Find every line below that contains the word "content" and copy it out.

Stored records
----

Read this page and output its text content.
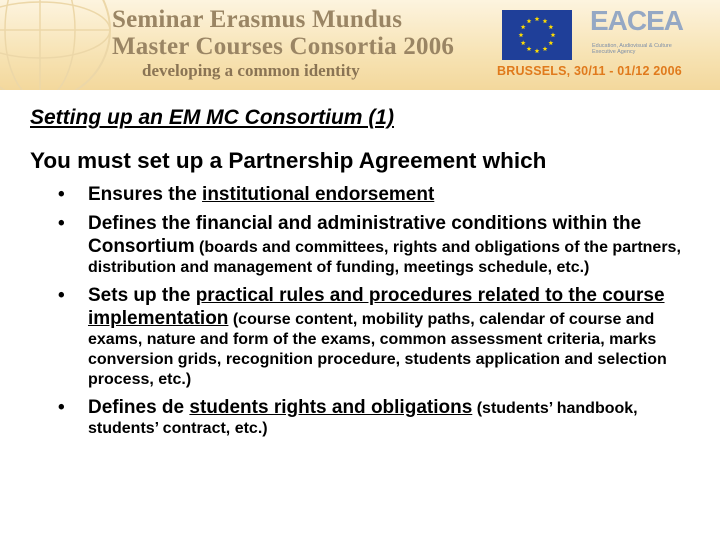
Seminar Erasmus Mundus
Master Courses Consortia 2006
developing a common identity
EACEA
Education, Audiovisual & Culture Executive Agency
BRUSSELS, 30/11 - 01/12 2006
Setting up an EM MC Consortium (1)
You must set up a Partnership Agreement which
• Ensures the institutional endorsement
• Defines the financial and administrative conditions within the Consortium (boards and committees, rights and obligations of the partners, distribution and management of funding, meetings schedule, etc.)
• Sets up the practical rules and procedures related to the course implementation (course content, mobility paths, calendar of course and exams, nature and form of the exams, common assessment criteria, marks conversion grids, recognition procedure, students application and selection process, etc.)
• Defines de students rights and obligations (students’ handbook, students’ contract, etc.)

----

WORKED ANSWER:
Read this page and output its text content.
• Sets up the practical rules and procedures related to the course implementation (course content, mobility paths, calendar of course and exams, nature and form of the exams, common assessment criteria, marks conversion grids, recognition procedure, students application and selection process, etc.)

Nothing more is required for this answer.